Objectif 1:
Dans la liste des lignes, recopiez à l'identique celles qui vont de la ligne contenant "candle-body [1563, 188, 1572, 313]" à celle contenant "candle-body [1230, 93, 1239, 134]", ces deux lignes comprises.

Extrait source:
########

L’histoire du jour est de procrastination. Ce mot, appris il y a quelques années, a pris une (trop) grande part explicative de mes projets au long cours, arlésiennes enfin vaincues ou projets poussiéreux exhumés, qui font que je n’avais à ce jour toujours pas de vrais bons pantalons/paires de jeans à me mettre ET qui m’aillent (ça vaut aussi pour un certain manteau bleu marine mais chuuuut).
Ce n’est que tout récemment, que j’ai, je crois, enfin, compris pourquoi.
Je la pressentais, cette raison maudite, vieux relent de peur (mais peur, moi? en couture? m’enfin! A part la surjeteuse je veux dire 😜). Là où je me gourais (et n’arrivais pas à la bouter hors de ma vie), c’est que je pensais que c’était la peur de ne pas y arriver. Or, je couds depuis si longtemps, sans m’être, certes, vraiment formée professionnellement, que j’ai largement déjà fait (en vrac) des manteaux, des pantalons, des braguettes, de la lingerie, des trucs chelous et complexes. Alors oui, il y a des détails techniques que je n’ai jamais testé (au hasard, les poches passepoilées), mais JE SAIS que je peux le faire.

########

Liste des lignes:
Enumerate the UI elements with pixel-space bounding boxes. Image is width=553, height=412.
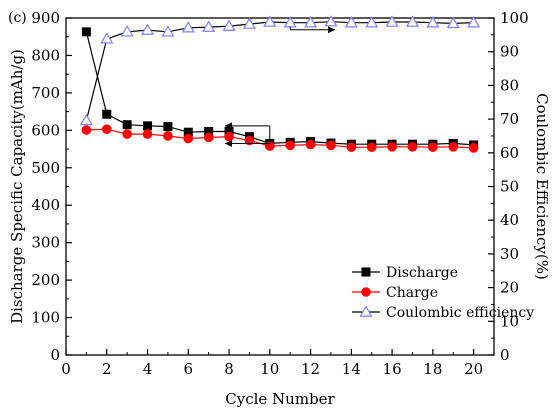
y2-tick-label: 100 [500, 9, 529, 27]
y2-tick-label: 10 [500, 312, 519, 330]
data-point-coulombic-efficiency [161, 25, 175, 37]
data-point-coulombic-efficiency [467, 16, 481, 28]
data-point-coulombic-efficiency [242, 17, 256, 29]
data-point-charge [244, 135, 255, 146]
y-tick-label: 700 [31, 84, 60, 102]
data-point-discharge [102, 109, 112, 119]
y2-tick-label: 50 [500, 178, 519, 196]
x-tick-label: 2 [102, 360, 112, 378]
data-point-coulombic-efficiency [202, 20, 216, 32]
x-tick-label: 16 [383, 360, 402, 378]
y2-axis-title: Coulombic Efficiency(%) [533, 93, 551, 280]
data-point-charge [387, 142, 397, 152]
annotation-layer [224, 26, 336, 147]
series-line-coulombic-efficiency [85, 21, 474, 121]
legend-marker-coulombic-efficiency [359, 305, 373, 317]
data-point-charge [122, 129, 132, 139]
y-axis-title: Discharge Specific Capacity(mAh/g) [8, 49, 26, 324]
y-tick-label: 300 [31, 234, 60, 252]
data-point-charge [305, 139, 316, 150]
data-point-coulombic-efficiency [79, 113, 93, 126]
data-point-coulombic-efficiency [385, 15, 399, 27]
data-point-discharge [81, 27, 91, 37]
data-point-charge [346, 142, 357, 152]
data-point-charge [81, 125, 92, 135]
x-axis-title: Cycle Number [225, 390, 335, 408]
data-point-charge [468, 143, 479, 153]
annotation-arrow-head [224, 122, 232, 130]
data-point-coulombic-efficiency [344, 16, 358, 28]
annotation-arrow-head [224, 139, 232, 147]
x-tick-label: 20 [464, 360, 483, 378]
annotation-arrow-head [328, 26, 336, 34]
data-point-coulombic-efficiency [405, 15, 420, 27]
y-tick-label: 100 [31, 309, 60, 327]
x-tick-label: 6 [184, 360, 194, 378]
panel-label: (c) [8, 10, 27, 26]
data-point-charge [326, 140, 336, 151]
y2-tick-label: 70 [500, 110, 519, 128]
x-tick-label: 10 [260, 360, 279, 378]
data-point-coulombic-efficiency [100, 32, 114, 44]
data-point-discharge [163, 122, 173, 132]
y-tick-label: 600 [31, 121, 60, 139]
data-point-coulombic-efficiency [120, 25, 134, 37]
y-tick-label: 900 [31, 9, 60, 27]
data-point-coulombic-efficiency [304, 16, 318, 28]
data-point-charge [142, 129, 153, 139]
y-tick-label: 0 [50, 346, 60, 364]
y2-tick-label: 20 [500, 279, 519, 297]
legend-marker-charge [361, 287, 371, 297]
data-point-coulombic-efficiency [263, 15, 277, 27]
y2-tick-label: 90 [500, 43, 519, 61]
x-tick-label: 8 [224, 360, 234, 378]
data-point-coulombic-efficiency [324, 14, 338, 27]
legend-label-discharge: Discharge [386, 265, 458, 281]
data-point-charge [163, 131, 173, 141]
y2-tick-label: 80 [500, 76, 519, 94]
data-point-coulombic-efficiency [365, 16, 379, 28]
data-point-coulombic-efficiency [140, 23, 155, 35]
data-point-charge [407, 142, 418, 152]
y2-tick-label: 40 [500, 211, 519, 229]
x-tick-label: 18 [423, 360, 442, 378]
legend-label-charge: Charge [386, 285, 438, 301]
legend-label-coulombic-efficiency: Coulombic efficiency [386, 305, 534, 321]
data-point-charge [101, 124, 112, 135]
y2-tick-label: 60 [500, 144, 519, 162]
data-point-coulombic-efficiency [446, 16, 460, 29]
y2-tick-label: 30 [500, 245, 519, 263]
data-point-coulombic-efficiency [426, 16, 440, 28]
x-tick-label: 14 [342, 360, 361, 378]
legend-marker-discharge [361, 267, 371, 277]
data-point-charge [428, 142, 438, 152]
data-point-discharge [143, 121, 153, 131]
data-point-charge [224, 131, 234, 142]
data-point-coulombic-efficiency [181, 21, 195, 33]
y2-tick-label: 0 [500, 346, 510, 364]
y-tick-label: 400 [31, 196, 60, 214]
data-point-charge [285, 140, 295, 151]
x-tick-label: 4 [143, 360, 153, 378]
series-layer [79, 14, 481, 153]
data-point-charge [448, 142, 459, 152]
y-tick-label: 200 [31, 271, 60, 289]
legend: Discharge Charge Coulombic efficiency [352, 265, 534, 321]
data-point-charge [203, 132, 214, 143]
data-point-charge [366, 142, 377, 152]
x-tick-label: 12 [301, 360, 320, 378]
axes-layer: 0 2 4 6 8 10 12 14 16 18 2001002003004005006007008… [8, 9, 551, 408]
data-point-discharge [122, 120, 132, 130]
data-point-charge [183, 133, 194, 144]
data-point-coulombic-efficiency [222, 19, 236, 31]
y-tick-label: 500 [31, 159, 60, 177]
x-tick-label: 0 [61, 360, 71, 378]
y-tick-label: 800 [31, 46, 60, 64]
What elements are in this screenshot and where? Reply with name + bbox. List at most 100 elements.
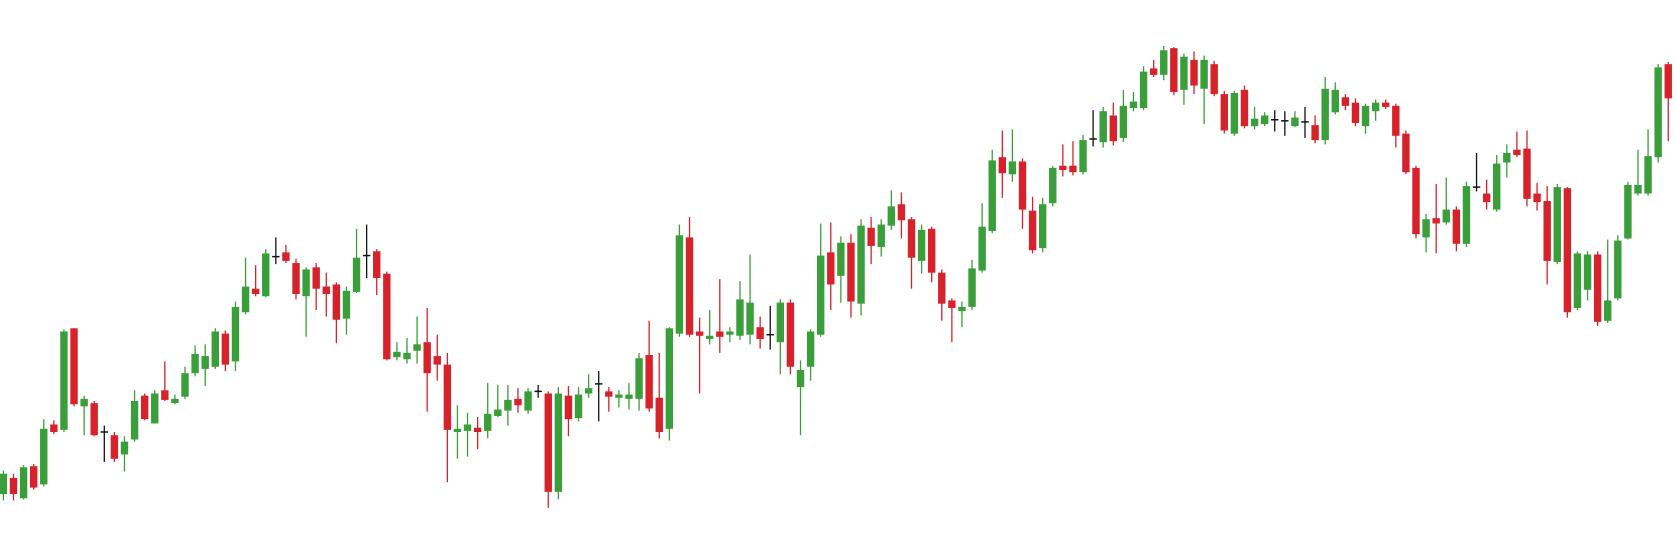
candle-body [1563, 188, 1572, 313]
candle-body [625, 394, 633, 399]
candle-body [1382, 102, 1390, 107]
candle-body [907, 219, 916, 258]
candle-body [90, 403, 98, 436]
candle-body [554, 393, 563, 492]
candle-body [70, 328, 78, 405]
candle-body [756, 327, 764, 339]
candle-body [1573, 253, 1582, 308]
candle-body [988, 160, 996, 231]
candle-body [1341, 97, 1350, 106]
candle-body [998, 157, 1007, 174]
candle-body [1139, 71, 1148, 108]
candle-body [151, 393, 159, 424]
candle-body [635, 358, 643, 399]
candle-body [342, 290, 351, 319]
candle-body [665, 328, 674, 429]
candle-body [1493, 163, 1501, 210]
candle-body [292, 263, 300, 295]
candle-body [1200, 59, 1208, 89]
candle-body [1402, 133, 1410, 173]
candle-body [251, 288, 260, 295]
candle-body [1442, 209, 1450, 223]
candle-body [1624, 184, 1632, 239]
candle-body [938, 272, 946, 304]
candle-body [645, 355, 653, 409]
candle-body [706, 335, 714, 339]
candle-body [1079, 140, 1087, 173]
candle-body [1129, 101, 1138, 108]
candle-body [1230, 93, 1239, 134]
candle-body [120, 441, 129, 455]
candle-body [1543, 201, 1551, 261]
candle-body [877, 224, 885, 248]
candle-body [262, 253, 270, 297]
candle-body [1028, 210, 1037, 251]
candle-body [413, 344, 421, 351]
candle-body [302, 269, 310, 297]
candle-body [796, 369, 805, 388]
candle-body [1462, 186, 1471, 244]
candle-body [494, 409, 502, 416]
candle-body [1361, 105, 1370, 127]
candle-body [695, 331, 704, 336]
candle-body [1452, 209, 1461, 244]
candle-body [1069, 165, 1077, 173]
candle-body [181, 373, 189, 397]
candle-body [1392, 105, 1400, 136]
candle-body [1482, 193, 1491, 203]
candle-body [524, 391, 532, 411]
candle-body [827, 252, 835, 285]
candle-body [393, 351, 401, 358]
candle-body [80, 398, 88, 407]
candle-body [1291, 117, 1299, 127]
candle-body [927, 228, 936, 273]
candle-body [837, 242, 845, 276]
candle-body [50, 424, 58, 432]
candle-body [1250, 118, 1259, 127]
candle-body [1170, 48, 1178, 92]
candle-body [574, 394, 583, 419]
candle-body [1240, 89, 1249, 127]
candle-body [241, 286, 250, 313]
candle-body [605, 391, 613, 397]
candle-body [1210, 64, 1218, 95]
candle-body [332, 284, 341, 320]
candle-body [857, 225, 865, 304]
candle-body [322, 286, 330, 295]
candle-body [1351, 102, 1360, 123]
candle-body [201, 356, 209, 369]
candle-body [130, 400, 139, 440]
candle-body [504, 399, 512, 411]
candle-body [1059, 165, 1067, 171]
candle-body [1109, 115, 1117, 142]
candle-body [806, 331, 815, 367]
candle-body [1644, 156, 1652, 194]
candle-body [383, 273, 391, 360]
candle-body [847, 242, 855, 302]
candle-body [473, 427, 482, 432]
candle-body [887, 206, 896, 226]
candle-body [1664, 64, 1672, 99]
candle-body [917, 229, 926, 261]
candle-body [1593, 254, 1602, 322]
candle-body [1008, 161, 1017, 175]
candle-body [40, 428, 48, 485]
candle-body [726, 331, 734, 335]
candle-body [1220, 94, 1228, 131]
candle-body [1321, 88, 1329, 141]
candle-body [1260, 115, 1269, 125]
candle-body [1583, 254, 1592, 290]
candle-body [453, 428, 462, 432]
candle-body [161, 390, 169, 400]
candle-body [403, 352, 411, 360]
candle-body [746, 302, 754, 335]
candle-body [140, 395, 149, 420]
candle-body [685, 237, 694, 335]
candle-body [423, 342, 431, 374]
candle-body [484, 413, 492, 431]
candle-body [564, 395, 573, 420]
candle-body [1371, 102, 1380, 112]
candle-body [282, 252, 290, 261]
candle-body [1160, 50, 1168, 75]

########

Objectif 2:
Écrivez la suite du texte sur la procrastination en couture.

Réponse attendue 1:
candle-body [1563, 188, 1572, 313]
candle-body [625, 394, 633, 399]
candle-body [1382, 102, 1390, 107]
candle-body [907, 219, 916, 258]
candle-body [90, 403, 98, 436]
candle-body [554, 393, 563, 492]
candle-body [70, 328, 78, 405]
candle-body [756, 327, 764, 339]
candle-body [1573, 253, 1582, 308]
candle-body [988, 160, 996, 231]
candle-body [1341, 97, 1350, 106]
candle-body [998, 157, 1007, 174]
candle-body [1139, 71, 1148, 108]
candle-body [151, 393, 159, 424]
candle-body [635, 358, 643, 399]
candle-body [342, 290, 351, 319]
candle-body [665, 328, 674, 429]
candle-body [1493, 163, 1501, 210]
candle-body [292, 263, 300, 295]
candle-body [1200, 59, 1208, 89]
candle-body [1402, 133, 1410, 173]
candle-body [251, 288, 260, 295]
candle-body [1442, 209, 1450, 223]
candle-body [1624, 184, 1632, 239]
candle-body [938, 272, 946, 304]
candle-body [645, 355, 653, 409]
candle-body [706, 335, 714, 339]
candle-body [1079, 140, 1087, 173]
candle-body [1129, 101, 1138, 108]
candle-body [1230, 93, 1239, 134]

Réponse attendue 2:
Non, ma peur, plus subtile et sournoise, c’est la peur DE MAL FAIRE.
Et peut-être aussi s’ajoutent à ça une envie de gratification immédiate et une flemme du projet qui demande du temps.
Pour aller au bout de mon lâcher prise sur le perfectionnisme empêcheur de coudre en rond, j’ai documenté ma couture au long cours sur Instagram depuis l’automne dernier, le partage et le soutien rencontrés ont grandement participé à ma motivation et tadam : UNE PAIRE DE JEANS !







Je suis l’aventure 1083 depuis leur première campagne de crowfunding en 2012/2013. Autant dire que leur aventure du jeans 100% français me parle à fond. Ils proposent leurs patrons depuis fort longtemps en ressource libre, mais je ne me sentais pas d’extrapoler la gamme de montage (euh… bien m’en a pris).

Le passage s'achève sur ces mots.